[start of Records supplied]

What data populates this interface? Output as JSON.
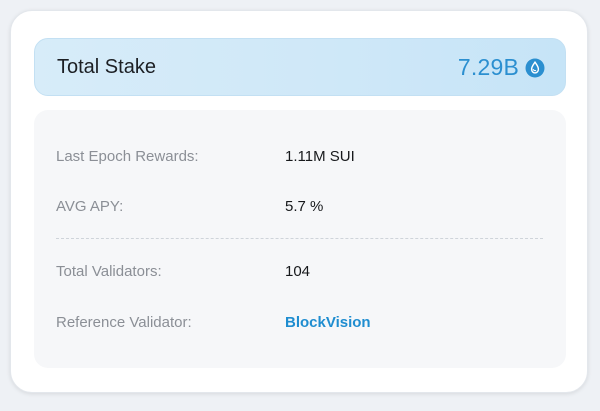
{
  "total_stake": {
    "label": "Total Stake",
    "value": "7.29B",
    "icon": "sui-drop-icon",
    "accent_color": "#2b8fd0"
  },
  "details": {
    "rows": [
      {
        "label": "Last Epoch Rewards:",
        "value": "1.11M SUI"
      },
      {
        "label": "AVG APY:",
        "value": "5.7 %"
      },
      {
        "label": "Total Validators:",
        "value": "104"
      },
      {
        "label": "Reference Validator:",
        "value": "BlockVision"
      }
    ]
  }
}
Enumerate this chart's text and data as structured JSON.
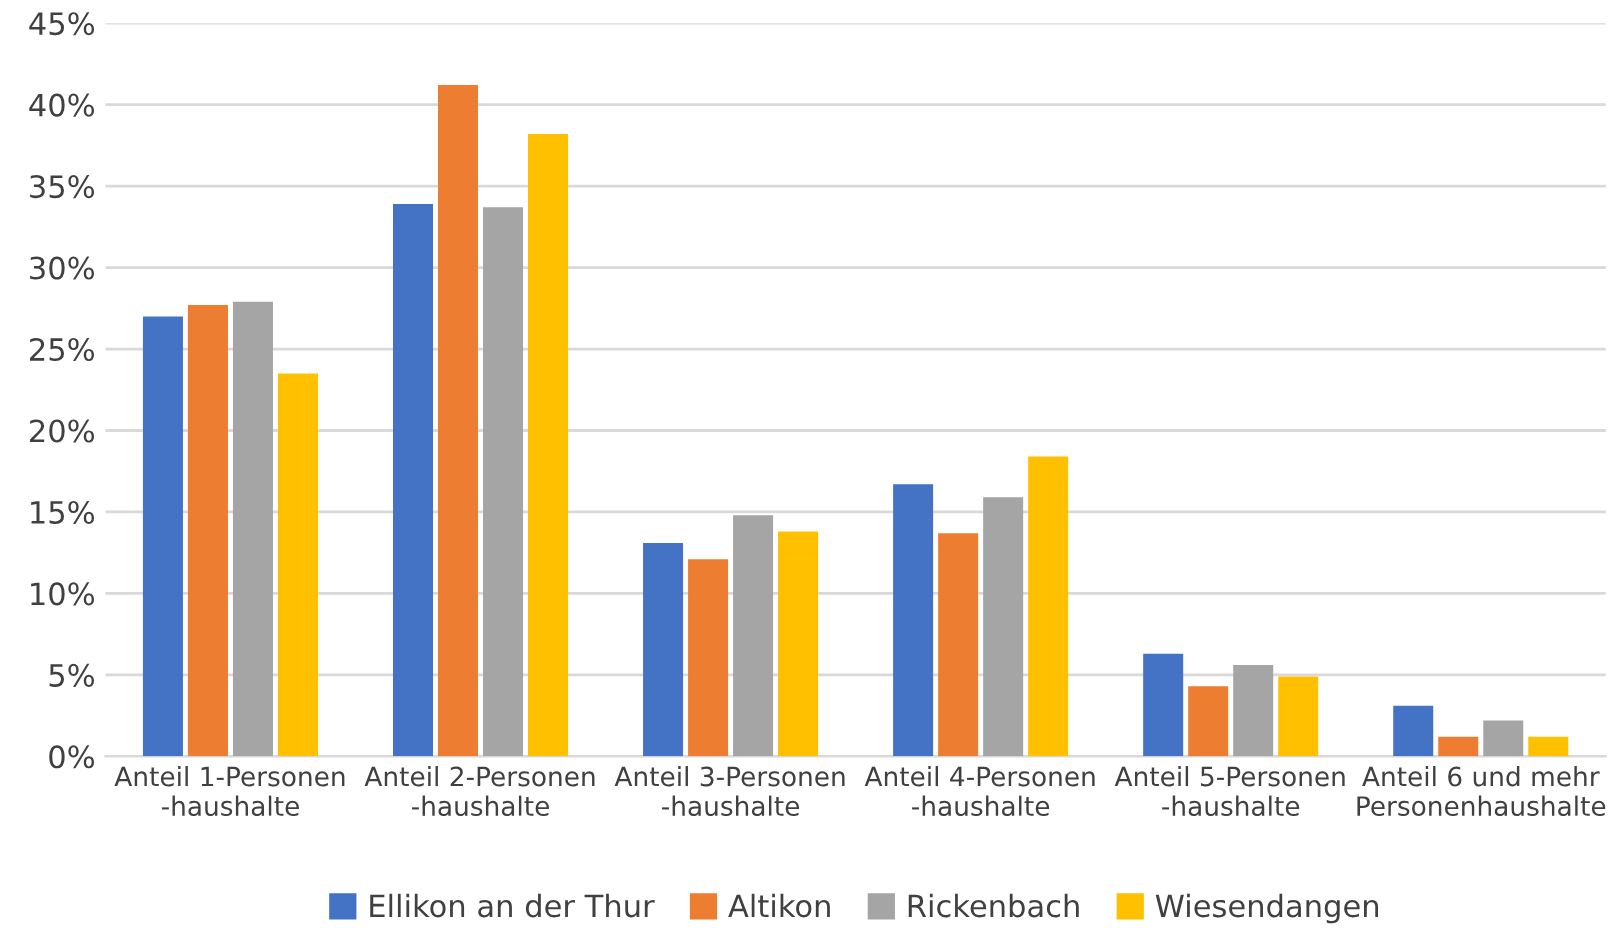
{
  "chart_data": {
    "type": "bar",
    "categories": [
      "Anteil 1-Personen\n-haushalte",
      "Anteil 2-Personen\n-haushalte",
      "Anteil 3-Personen\n-haushalte",
      "Anteil 4-Personen\n-haushalte",
      "Anteil 5-Personen\n-haushalte",
      "Anteil 6 und mehr\nPersonenhaushalte"
    ],
    "series": [
      {
        "name": "Ellikon an der Thur",
        "color": "#4472c4",
        "values": [
          27.0,
          33.9,
          13.1,
          16.7,
          6.3,
          3.1
        ]
      },
      {
        "name": "Altikon",
        "color": "#ed7d31",
        "values": [
          27.7,
          41.2,
          12.1,
          13.7,
          4.3,
          1.2
        ]
      },
      {
        "name": "Rickenbach",
        "color": "#a5a5a5",
        "values": [
          27.9,
          33.7,
          14.8,
          15.9,
          5.6,
          2.2
        ]
      },
      {
        "name": "Wiesendangen",
        "color": "#ffc000",
        "values": [
          23.5,
          38.2,
          13.8,
          18.4,
          4.9,
          1.2
        ]
      }
    ],
    "ylim": [
      0,
      45
    ],
    "yticks": [
      {
        "value": 0,
        "label": "0%"
      },
      {
        "value": 5,
        "label": "5%"
      },
      {
        "value": 10,
        "label": "10%"
      },
      {
        "value": 15,
        "label": "15%"
      },
      {
        "value": 20,
        "label": "20%"
      },
      {
        "value": 25,
        "label": "25%"
      },
      {
        "value": 30,
        "label": "30%"
      },
      {
        "value": 35,
        "label": "35%"
      },
      {
        "value": 40,
        "label": "40%"
      },
      {
        "value": 45,
        "label": "45%"
      }
    ],
    "grid": "y",
    "legend": "bottom"
  }
}
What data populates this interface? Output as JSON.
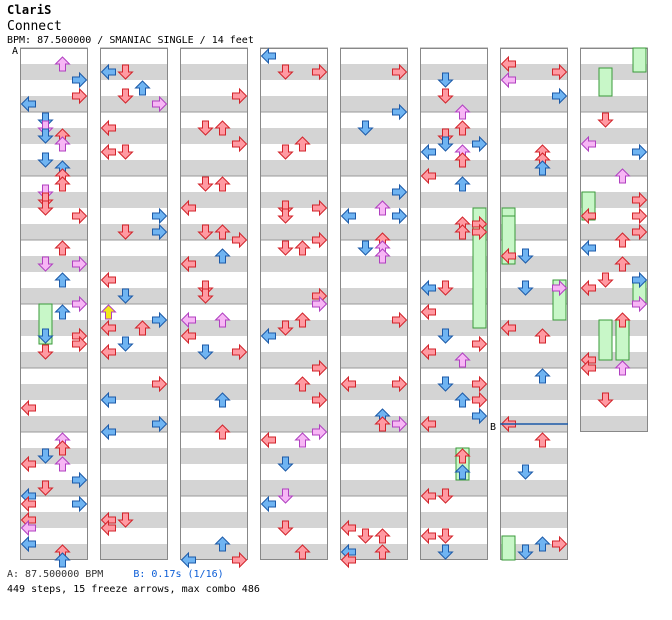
{
  "song": {
    "artist": "ClariS",
    "title": "Connect",
    "meta": "BPM: 87.500000 / SMANIAC SINGLE / 14 feet"
  },
  "markers": {
    "a": "A",
    "b": "B"
  },
  "footer": {
    "bpm_line": "A: 87.500000 BPM",
    "stop_line": "B: 0.17s (1/16)",
    "stats": "449 steps, 15 freeze arrows, max combo 486"
  },
  "colors": {
    "red_arrow": "#ff9aa2",
    "blue_arrow": "#6fb4f2",
    "pink_arrow": "#f7b6f5",
    "yellow_arrow": "#f2e81a",
    "freeze": "#c8f7c8",
    "band_gray": "#d4d4d4",
    "text_blue": "#0a5cd6"
  },
  "chart_data": {
    "type": "step-chart",
    "columns": 8,
    "measures_per_column": 8,
    "beat_bands_per_measure": 2,
    "lanes": [
      "left",
      "down",
      "up",
      "right"
    ],
    "arrow_note_types": [
      "quarter",
      "eighth",
      "sixteenth",
      "triplet"
    ],
    "steps": 449,
    "freeze_arrows": 15,
    "max_combo": 486,
    "bpm": 87.5
  }
}
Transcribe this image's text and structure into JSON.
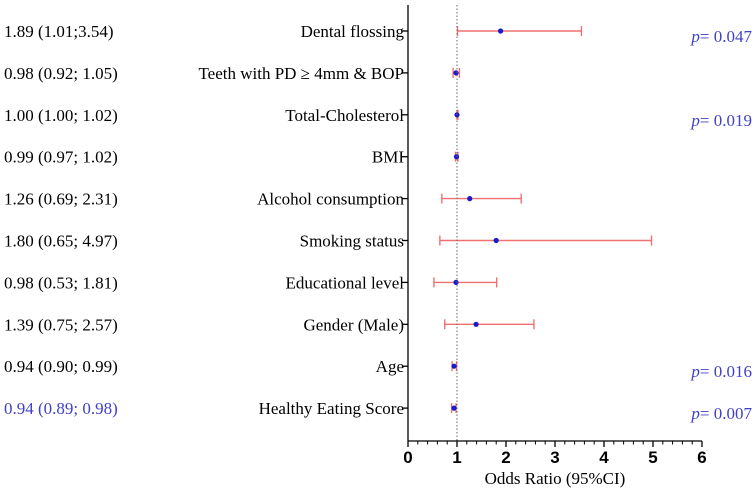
{
  "chart_data": {
    "type": "forest",
    "xlabel": "Odds Ratio (95%CI)",
    "xlim": [
      0,
      6
    ],
    "xticks": [
      "0",
      "1",
      "2",
      "3",
      "4",
      "5",
      "6"
    ],
    "reference_line": 1,
    "rows": [
      {
        "label": "Dental flossing",
        "ci_text": "1.89 (1.01;3.54)",
        "or": 1.89,
        "lower": 1.01,
        "upper": 3.54,
        "p": "p= 0.047",
        "highlight": false
      },
      {
        "label": "Teeth with PD ≥ 4mm & BOP",
        "ci_text": "0.98 (0.92; 1.05)",
        "or": 0.98,
        "lower": 0.92,
        "upper": 1.05,
        "p": "",
        "highlight": false
      },
      {
        "label": "Total-Cholesterol",
        "ci_text": "1.00 (1.00; 1.02)",
        "or": 1.0,
        "lower": 1.0,
        "upper": 1.02,
        "p": "p= 0.019",
        "highlight": false
      },
      {
        "label": "BMI",
        "ci_text": "0.99 (0.97; 1.02)",
        "or": 0.99,
        "lower": 0.97,
        "upper": 1.02,
        "p": "",
        "highlight": false
      },
      {
        "label": "Alcohol consumption",
        "ci_text": "1.26 (0.69; 2.31)",
        "or": 1.26,
        "lower": 0.69,
        "upper": 2.31,
        "p": "",
        "highlight": false
      },
      {
        "label": "Smoking status",
        "ci_text": "1.80 (0.65; 4.97)",
        "or": 1.8,
        "lower": 0.65,
        "upper": 4.97,
        "p": "",
        "highlight": false
      },
      {
        "label": "Educational level",
        "ci_text": "0.98 (0.53; 1.81)",
        "or": 0.98,
        "lower": 0.53,
        "upper": 1.81,
        "p": "",
        "highlight": false
      },
      {
        "label": "Gender (Male)",
        "ci_text": "1.39 (0.75; 2.57)",
        "or": 1.39,
        "lower": 0.75,
        "upper": 2.57,
        "p": "",
        "highlight": false
      },
      {
        "label": "Age",
        "ci_text": "0.94 (0.90; 0.99)",
        "or": 0.94,
        "lower": 0.9,
        "upper": 0.99,
        "p": "p= 0.016",
        "highlight": false
      },
      {
        "label": "Healthy Eating Score",
        "ci_text": "0.94 (0.89; 0.98)",
        "or": 0.94,
        "lower": 0.89,
        "upper": 0.98,
        "p": "p= 0.007",
        "highlight": true
      }
    ],
    "colors": {
      "text": "#000000",
      "highlight_text": "#4040c8",
      "pvalue": "#4040c8",
      "ci_line": "#f07070",
      "point": "#1a1acc",
      "axis": "#000000",
      "reference": "#666666"
    }
  }
}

[end of Records supplied]

** Goal **
Copy every line of the records above that contains "Anteil".

** Exercise answer **
      "Anteil 1-Personen\n-haushalte",
      "Anteil 2-Personen\n-haushalte",
      "Anteil 3-Personen\n-haushalte",
      "Anteil 4-Personen\n-haushalte",
      "Anteil 5-Personen\n-haushalte",
      "Anteil 6 und mehr\nPersonenhaushalte"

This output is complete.